(Figure content listings)
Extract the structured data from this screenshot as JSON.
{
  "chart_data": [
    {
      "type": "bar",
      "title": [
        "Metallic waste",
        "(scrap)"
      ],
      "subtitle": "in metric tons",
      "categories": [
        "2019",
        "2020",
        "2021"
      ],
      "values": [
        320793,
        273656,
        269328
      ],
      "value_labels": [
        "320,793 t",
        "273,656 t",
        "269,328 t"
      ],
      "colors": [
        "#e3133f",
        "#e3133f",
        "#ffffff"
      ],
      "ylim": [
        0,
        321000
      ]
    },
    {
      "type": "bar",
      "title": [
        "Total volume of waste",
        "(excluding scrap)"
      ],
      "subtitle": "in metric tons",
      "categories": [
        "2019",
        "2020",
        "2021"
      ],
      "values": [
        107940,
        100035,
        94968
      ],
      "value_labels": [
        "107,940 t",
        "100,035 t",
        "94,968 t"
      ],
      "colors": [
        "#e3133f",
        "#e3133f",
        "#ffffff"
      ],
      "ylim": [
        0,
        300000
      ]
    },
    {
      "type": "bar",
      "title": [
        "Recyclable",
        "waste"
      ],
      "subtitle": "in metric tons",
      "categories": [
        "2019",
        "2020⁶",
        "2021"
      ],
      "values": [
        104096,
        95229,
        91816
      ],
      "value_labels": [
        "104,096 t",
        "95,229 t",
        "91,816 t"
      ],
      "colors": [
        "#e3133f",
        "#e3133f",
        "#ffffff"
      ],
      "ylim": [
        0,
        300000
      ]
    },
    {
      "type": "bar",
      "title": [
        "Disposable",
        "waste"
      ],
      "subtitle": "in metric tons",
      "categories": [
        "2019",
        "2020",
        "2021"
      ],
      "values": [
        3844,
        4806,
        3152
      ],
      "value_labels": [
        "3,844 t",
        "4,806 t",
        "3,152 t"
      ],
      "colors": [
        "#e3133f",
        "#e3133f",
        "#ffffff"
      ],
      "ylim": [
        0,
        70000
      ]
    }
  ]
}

DESCRIPTION OF THE TASK> Transcribe all of the lines in the records precisely.

OUTPUT>
Extract the structured data from this screenshot as JSON.
{
  "chart_data": [
    {
      "type": "bar",
      "title": [
        "Metallic waste",
        "(scrap)"
      ],
      "subtitle": "in metric tons",
      "categories": [
        "2019",
        "2020",
        "2021"
      ],
      "values": [
        320793,
        273656,
        269328
      ],
      "value_labels": [
        "320,793 t",
        "273,656 t",
        "269,328 t"
      ],
      "colors": [
        "#e3133f",
        "#e3133f",
        "#ffffff"
      ],
      "ylim": [
        0,
        321000
      ]
    },
    {
      "type": "bar",
      "title": [
        "Total volume of waste",
        "(excluding scrap)"
      ],
      "subtitle": "in metric tons",
      "categories": [
        "2019",
        "2020",
        "2021"
      ],
      "values": [
        107940,
        100035,
        94968
      ],
      "value_labels": [
        "107,940 t",
        "100,035 t",
        "94,968 t"
      ],
      "colors": [
        "#e3133f",
        "#e3133f",
        "#ffffff"
      ],
      "ylim": [
        0,
        300000
      ]
    },
    {
      "type": "bar",
      "title": [
        "Recyclable",
        "waste"
      ],
      "subtitle": "in metric tons",
      "categories": [
        "2019",
        "2020⁶",
        "2021"
      ],
      "values": [
        104096,
        95229,
        91816
      ],
      "value_labels": [
        "104,096 t",
        "95,229 t",
        "91,816 t"
      ],
      "colors": [
        "#e3133f",
        "#e3133f",
        "#ffffff"
      ],
      "ylim": [
        0,
        300000
      ]
    },
    {
      "type": "bar",
      "title": [
        "Disposable",
        "waste"
      ],
      "subtitle": "in metric tons",
      "categories": [
        "2019",
        "2020",
        "2021"
      ],
      "values": [
        3844,
        4806,
        3152
      ],
      "value_labels": [
        "3,844 t",
        "4,806 t",
        "3,152 t"
      ],
      "colors": [
        "#e3133f",
        "#e3133f",
        "#ffffff"
      ],
      "ylim": [
        0,
        70000
      ]
    }
  ]
}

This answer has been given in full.